*** Input
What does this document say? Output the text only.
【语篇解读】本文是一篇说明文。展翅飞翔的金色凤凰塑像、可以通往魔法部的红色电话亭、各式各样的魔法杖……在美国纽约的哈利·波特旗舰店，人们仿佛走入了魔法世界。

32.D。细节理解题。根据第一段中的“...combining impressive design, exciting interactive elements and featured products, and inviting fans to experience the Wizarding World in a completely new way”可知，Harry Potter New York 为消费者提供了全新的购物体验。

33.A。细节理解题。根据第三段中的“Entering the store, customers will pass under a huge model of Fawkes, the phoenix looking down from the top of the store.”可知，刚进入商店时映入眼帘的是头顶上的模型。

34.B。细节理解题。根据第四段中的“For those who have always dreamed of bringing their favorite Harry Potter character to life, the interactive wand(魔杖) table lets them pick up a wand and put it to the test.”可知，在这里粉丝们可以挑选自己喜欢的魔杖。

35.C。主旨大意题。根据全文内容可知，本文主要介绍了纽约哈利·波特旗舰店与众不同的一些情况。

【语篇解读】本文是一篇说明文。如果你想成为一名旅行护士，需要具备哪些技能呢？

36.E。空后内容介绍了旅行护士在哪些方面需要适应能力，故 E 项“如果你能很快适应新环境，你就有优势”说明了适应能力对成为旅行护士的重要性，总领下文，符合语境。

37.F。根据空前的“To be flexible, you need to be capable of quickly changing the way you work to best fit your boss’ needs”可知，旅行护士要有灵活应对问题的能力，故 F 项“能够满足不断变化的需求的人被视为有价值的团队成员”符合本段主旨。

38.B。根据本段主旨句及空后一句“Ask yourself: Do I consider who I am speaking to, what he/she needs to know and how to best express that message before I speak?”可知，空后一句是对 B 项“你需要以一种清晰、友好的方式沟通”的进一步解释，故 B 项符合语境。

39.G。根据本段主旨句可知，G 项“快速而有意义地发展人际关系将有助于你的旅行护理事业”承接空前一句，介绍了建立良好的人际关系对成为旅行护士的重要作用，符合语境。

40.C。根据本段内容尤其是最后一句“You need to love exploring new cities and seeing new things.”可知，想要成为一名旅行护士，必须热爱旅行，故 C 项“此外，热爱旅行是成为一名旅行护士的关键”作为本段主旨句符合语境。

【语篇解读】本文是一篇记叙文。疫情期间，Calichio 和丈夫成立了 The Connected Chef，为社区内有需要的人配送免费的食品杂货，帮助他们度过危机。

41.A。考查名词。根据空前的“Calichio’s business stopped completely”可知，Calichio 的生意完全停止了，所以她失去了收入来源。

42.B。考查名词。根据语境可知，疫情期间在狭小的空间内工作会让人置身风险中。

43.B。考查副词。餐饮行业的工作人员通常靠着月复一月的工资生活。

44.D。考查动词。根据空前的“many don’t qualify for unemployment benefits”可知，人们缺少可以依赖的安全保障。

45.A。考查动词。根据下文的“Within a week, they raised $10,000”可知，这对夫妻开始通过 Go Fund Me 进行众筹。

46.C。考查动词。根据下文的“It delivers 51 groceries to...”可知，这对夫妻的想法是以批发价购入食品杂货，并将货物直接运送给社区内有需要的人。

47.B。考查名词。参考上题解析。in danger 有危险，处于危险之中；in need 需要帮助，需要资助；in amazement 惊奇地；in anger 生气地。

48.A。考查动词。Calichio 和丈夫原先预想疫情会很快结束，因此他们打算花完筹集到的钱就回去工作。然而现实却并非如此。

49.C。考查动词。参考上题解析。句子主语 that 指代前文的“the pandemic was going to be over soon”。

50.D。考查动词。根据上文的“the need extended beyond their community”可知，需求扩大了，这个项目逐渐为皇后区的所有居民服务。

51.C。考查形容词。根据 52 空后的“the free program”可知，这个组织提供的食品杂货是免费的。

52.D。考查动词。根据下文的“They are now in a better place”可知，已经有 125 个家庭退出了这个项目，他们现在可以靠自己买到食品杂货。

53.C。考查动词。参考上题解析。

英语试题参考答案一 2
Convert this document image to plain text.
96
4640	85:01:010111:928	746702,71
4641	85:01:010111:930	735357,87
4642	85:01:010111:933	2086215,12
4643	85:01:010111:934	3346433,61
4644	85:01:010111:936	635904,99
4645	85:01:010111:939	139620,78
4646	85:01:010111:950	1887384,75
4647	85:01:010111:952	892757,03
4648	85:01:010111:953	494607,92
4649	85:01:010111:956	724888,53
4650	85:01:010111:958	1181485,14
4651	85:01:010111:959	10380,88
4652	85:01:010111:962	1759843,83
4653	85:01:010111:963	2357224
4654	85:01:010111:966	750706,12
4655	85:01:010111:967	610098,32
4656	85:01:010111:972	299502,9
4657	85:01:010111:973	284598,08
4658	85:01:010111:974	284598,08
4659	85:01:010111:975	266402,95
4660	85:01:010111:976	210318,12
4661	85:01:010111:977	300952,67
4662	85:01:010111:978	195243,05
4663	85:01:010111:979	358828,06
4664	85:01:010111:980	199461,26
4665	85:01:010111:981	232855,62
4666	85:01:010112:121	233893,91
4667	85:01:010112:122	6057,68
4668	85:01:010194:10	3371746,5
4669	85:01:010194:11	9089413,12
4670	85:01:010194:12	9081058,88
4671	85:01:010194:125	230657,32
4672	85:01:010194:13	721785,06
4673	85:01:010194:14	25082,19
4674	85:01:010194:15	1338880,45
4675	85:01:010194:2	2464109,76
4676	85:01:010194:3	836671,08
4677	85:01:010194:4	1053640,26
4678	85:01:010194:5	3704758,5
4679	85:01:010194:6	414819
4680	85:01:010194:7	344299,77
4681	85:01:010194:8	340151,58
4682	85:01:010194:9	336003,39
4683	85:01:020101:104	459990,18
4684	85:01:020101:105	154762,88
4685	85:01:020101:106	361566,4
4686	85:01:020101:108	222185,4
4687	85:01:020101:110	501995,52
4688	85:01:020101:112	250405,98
******
Written problem
Retype all the records, matching them exactly.

Task response
What does this document say? Output the text only.
【语篇解读】本文是一篇说明文。展翅飞翔的金色凤凰塑像、可以通往魔法部的红色电话亭、各式各样的魔法杖……在美国纽约的哈利·波特旗舰店，人们仿佛走入了魔法世界。

32.D。细节理解题。根据第一段中的“...combining impressive design, exciting interactive elements and featured products, and inviting fans to experience the Wizarding World in a completely new way”可知，Harry Potter New York 为消费者提供了全新的购物体验。

33.A。细节理解题。根据第三段中的“Entering the store, customers will pass under a huge model of Fawkes, the phoenix looking down from the top of the store.”可知，刚进入商店时映入眼帘的是头顶上的模型。

34.B。细节理解题。根据第四段中的“For those who have always dreamed of bringing their favorite Harry Potter character to life, the interactive wand(魔杖) table lets them pick up a wand and put it to the test.”可知，在这里粉丝们可以挑选自己喜欢的魔杖。

35.C。主旨大意题。根据全文内容可知，本文主要介绍了纽约哈利·波特旗舰店与众不同的一些情况。

【语篇解读】本文是一篇说明文。如果你想成为一名旅行护士，需要具备哪些技能呢？

36.E。空后内容介绍了旅行护士在哪些方面需要适应能力，故 E 项“如果你能很快适应新环境，你就有优势”说明了适应能力对成为旅行护士的重要性，总领下文，符合语境。

37.F。根据空前的“To be flexible, you need to be capable of quickly changing the way you work to best fit your boss’ needs”可知，旅行护士要有灵活应对问题的能力，故 F 项“能够满足不断变化的需求的人被视为有价值的团队成员”符合本段主旨。

38.B。根据本段主旨句及空后一句“Ask yourself: Do I consider who I am speaking to, what he/she needs to know and how to best express that message before I speak?”可知，空后一句是对 B 项“你需要以一种清晰、友好的方式沟通”的进一步解释，故 B 项符合语境。

39.G。根据本段主旨句可知，G 项“快速而有意义地发展人际关系将有助于你的旅行护理事业”承接空前一句，介绍了建立良好的人际关系对成为旅行护士的重要作用，符合语境。

40.C。根据本段内容尤其是最后一句“You need to love exploring new cities and seeing new things.”可知，想要成为一名旅行护士，必须热爱旅行，故 C 项“此外，热爱旅行是成为一名旅行护士的关键”作为本段主旨句符合语境。

【语篇解读】本文是一篇记叙文。疫情期间，Calichio 和丈夫成立了 The Connected Chef，为社区内有需要的人配送免费的食品杂货，帮助他们度过危机。

41.A。考查名词。根据空前的“Calichio’s business stopped completely”可知，Calichio 的生意完全停止了，所以她失去了收入来源。

42.B。考查名词。根据语境可知，疫情期间在狭小的空间内工作会让人置身风险中。

43.B。考查副词。餐饮行业的工作人员通常靠着月复一月的工资生活。

44.D。考查动词。根据空前的“many don’t qualify for unemployment benefits”可知，人们缺少可以依赖的安全保障。

45.A。考查动词。根据下文的“Within a week, they raised $10,000”可知，这对夫妻开始通过 Go Fund Me 进行众筹。

46.C。考查动词。根据下文的“It delivers 51 groceries to...”可知，这对夫妻的想法是以批发价购入食品杂货，并将货物直接运送给社区内有需要的人。

47.B。考查名词。参考上题解析。in danger 有危险，处于危险之中；in need 需要帮助，需要资助；in amazement 惊奇地；in anger 生气地。

48.A。考查动词。Calichio 和丈夫原先预想疫情会很快结束，因此他们打算花完筹集到的钱就回去工作。然而现实却并非如此。

49.C。考查动词。参考上题解析。句子主语 that 指代前文的“the pandemic was going to be over soon”。

50.D。考查动词。根据上文的“the need extended beyond their community”可知，需求扩大了，这个项目逐渐为皇后区的所有居民服务。

51.C。考查形容词。根据 52 空后的“the free program”可知，这个组织提供的食品杂货是免费的。

52.D。考查动词。根据下文的“They are now in a better place”可知，已经有 125 个家庭退出了这个项目，他们现在可以靠自己买到食品杂货。

53.C。考查动词。参考上题解析。

英语试题参考答案一 2
Convert this document image to plain text.
96
4640	85:01:010111:928	746702,71
4641	85:01:010111:930	735357,87
4642	85:01:010111:933	2086215,12
4643	85:01:010111:934	3346433,61
4644	85:01:010111:936	635904,99
4645	85:01:010111:939	139620,78
4646	85:01:010111:950	1887384,75
4647	85:01:010111:952	892757,03
4648	85:01:010111:953	494607,92
4649	85:01:010111:956	724888,53
4650	85:01:010111:958	1181485,14
4651	85:01:010111:959	10380,88
4652	85:01:010111:962	1759843,83
4653	85:01:010111:963	2357224
4654	85:01:010111:966	750706,12
4655	85:01:010111:967	610098,32
4656	85:01:010111:972	299502,9
4657	85:01:010111:973	284598,08
4658	85:01:010111:974	284598,08
4659	85:01:010111:975	266402,95
4660	85:01:010111:976	210318,12
4661	85:01:010111:977	300952,67
4662	85:01:010111:978	195243,05
4663	85:01:010111:979	358828,06
4664	85:01:010111:980	199461,26
4665	85:01:010111:981	232855,62
4666	85:01:010112:121	233893,91
4667	85:01:010112:122	6057,68
4668	85:01:010194:10	3371746,5
4669	85:01:010194:11	9089413,12
4670	85:01:010194:12	9081058,88
4671	85:01:010194:125	230657,32
4672	85:01:010194:13	721785,06
4673	85:01:010194:14	25082,19
4674	85:01:010194:15	1338880,45
4675	85:01:010194:2	2464109,76
4676	85:01:010194:3	836671,08
4677	85:01:010194:4	1053640,26
4678	85:01:010194:5	3704758,5
4679	85:01:010194:6	414819
4680	85:01:010194:7	344299,77
4681	85:01:010194:8	340151,58
4682	85:01:010194:9	336003,39
4683	85:01:020101:104	459990,18
4684	85:01:020101:105	154762,88
4685	85:01:020101:106	361566,4
4686	85:01:020101:108	222185,4
4687	85:01:020101:110	501995,52
4688	85:01:020101:112	250405,98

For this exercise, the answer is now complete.